"Tout est là." (Le sexe, c'est le sexe et autre chose que le sexe, I.)
"On ne peut pas mettre en structure n'importe quoi ou n'importe comment, pas plus qu'on ne peut réaliser n'importe quel mariage… La plupart des structuralistes emploient le mot « structures » au pluriel, ce qui est une aliénation majeure. Dès lors toutes les fantaisies sont possibles et on retombe dans un dévergondage sans doute différent de celui de la poésie banale mais qui n'en est pas moins un dévergondage. La vraie question n'est d'ailleurs pas de poser le problème de la communication en soi, même sous une forme dialectique, mais de saisir si on peut trouver un interlocuteur, c'est-à-dire un pôle de structure répondant à sa propre polarité, et en l'espèce une femme capable de recevoir son message et de lui délivrer en échange le sien. C'est cela le vrai problème. Traiter de la communication dans le concret et non dans l'abstrait…
- Il faudra trouver des êtres suffisamment réceptifs pour capter ce rayonnement dont vous parliez.
A la fois réceptifs et rayonnants eux-mêmes, pour qu'il y ait échange, et échange clair.
- Au fond, on retombe dans votre problème de sociétés secrètes.
Si on veut. La société secrète est créée pour mettre de la transparence dans un petit groupe d'hommes. Le monde en lui-même, dans sa globalité, est opaque. On essaie alors d'isoler un petit domaine transparent au milieu de l'opacité du monde. Mais la société secrète la plus élémentaire et la plus transparente est encore le couple, s'il est réussi.

Données fournies:
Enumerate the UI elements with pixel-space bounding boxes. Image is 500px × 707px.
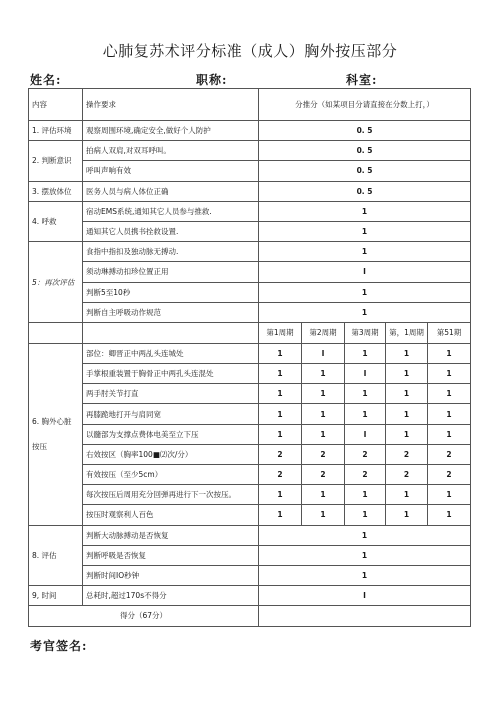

Énoncé 1:
Répondez à chaque question d'après l'extrait.
(a) Quelle pratique de la plupart des structuralistes l'extrait qualifie-t-il d'« aliénation majeure » ?
(b) Dans quel but la société secrète est-elle créée ?
(c) Quelle est la société secrète la plus élémentaire et la plus transparente ?
Énoncé 2:
D'après l'extrait, pourquoi essaie-t-on d'isoler un petit domaine transparent ? Expliquez-le en une à trois phrases.
Énoncé 3:
Énumérez toutes les choses que, selon la première réplique de l'extrait, on ne peut pas faire.

Réponse 1:
(a) Employer le mot « structures » au pluriel.
(b) Pour mettre de la transparence dans un petit groupe d'hommes.
(c) Le couple, s'il est réussi.

Réponse 2:
On essaie d'isoler un petit domaine transparent parce que le monde, dans sa globalité, est opaque. Ce domaine forme un îlot de transparence au milieu de l'opacité du monde.

Réponse 3:
- Mettre en structure n'importe quoi
- Mettre en structure n'importe comment
- Réaliser n'importe quel mariage